__Problem details__.
Transcribe the whole listing below without changing a word, but leave out every image.

__Extracted records__.
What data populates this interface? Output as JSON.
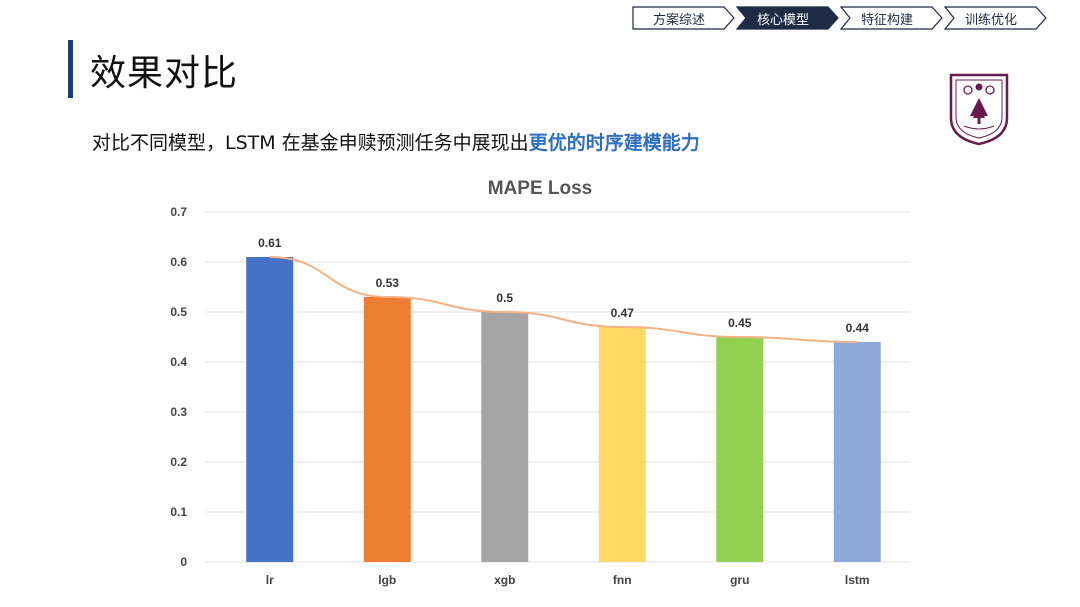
{
  "nav": {
    "steps": [
      {
        "label": "方案综述",
        "active": false
      },
      {
        "label": "核心模型",
        "active": true
      },
      {
        "label": "特征构建",
        "active": false
      },
      {
        "label": "训练优化",
        "active": false
      }
    ]
  },
  "header": {
    "title": "效果对比",
    "subtitle_plain": "对比不同模型，LSTM 在基金申赎预测任务中展现出",
    "subtitle_highlight": "更优的时序建模能力"
  },
  "logo": {
    "icon": "university-seal-icon",
    "color": "#6a1b4d"
  },
  "colors": {
    "nav_active": "#1f2a44",
    "title_bar": "#1f3b78",
    "highlight": "#2f6fc1",
    "trend_line": "#f4b183"
  },
  "chart_data": {
    "type": "bar",
    "title": "MAPE Loss",
    "categories": [
      "lr",
      "lgb",
      "xgb",
      "fnn",
      "gru",
      "lstm"
    ],
    "values": [
      0.61,
      0.53,
      0.5,
      0.47,
      0.45,
      0.44
    ],
    "value_labels": [
      "0.61",
      "0.53",
      "0.5",
      "0.47",
      "0.45",
      "0.44"
    ],
    "bar_colors": [
      "#4472c4",
      "#ed7d31",
      "#a5a5a5",
      "#ffd966",
      "#92d050",
      "#8eaadb"
    ],
    "yticks": [
      "0",
      "0.1",
      "0.2",
      "0.3",
      "0.4",
      "0.5",
      "0.6",
      "0.7"
    ],
    "ylim": [
      0,
      0.7
    ],
    "grid": true,
    "trend_line": true,
    "xlabel": "",
    "ylabel": ""
  }
}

__Answer to the exercise__.
What data populates this interface? Output as JSON.
{
  "nav": {
    "steps": [
      {
        "label": "方案综述",
        "active": false
      },
      {
        "label": "核心模型",
        "active": true
      },
      {
        "label": "特征构建",
        "active": false
      },
      {
        "label": "训练优化",
        "active": false
      }
    ]
  },
  "header": {
    "title": "效果对比",
    "subtitle_plain": "对比不同模型，LSTM 在基金申赎预测任务中展现出",
    "subtitle_highlight": "更优的时序建模能力"
  },
  "logo": {
    "icon": "university-seal-icon",
    "color": "#6a1b4d"
  },
  "colors": {
    "nav_active": "#1f2a44",
    "title_bar": "#1f3b78",
    "highlight": "#2f6fc1",
    "trend_line": "#f4b183"
  },
  "chart_data": {
    "type": "bar",
    "title": "MAPE Loss",
    "categories": [
      "lr",
      "lgb",
      "xgb",
      "fnn",
      "gru",
      "lstm"
    ],
    "values": [
      0.61,
      0.53,
      0.5,
      0.47,
      0.45,
      0.44
    ],
    "value_labels": [
      "0.61",
      "0.53",
      "0.5",
      "0.47",
      "0.45",
      "0.44"
    ],
    "bar_colors": [
      "#4472c4",
      "#ed7d31",
      "#a5a5a5",
      "#ffd966",
      "#92d050",
      "#8eaadb"
    ],
    "yticks": [
      "0",
      "0.1",
      "0.2",
      "0.3",
      "0.4",
      "0.5",
      "0.6",
      "0.7"
    ],
    "ylim": [
      0,
      0.7
    ],
    "grid": true,
    "trend_line": true,
    "xlabel": "",
    "ylabel": ""
  }
}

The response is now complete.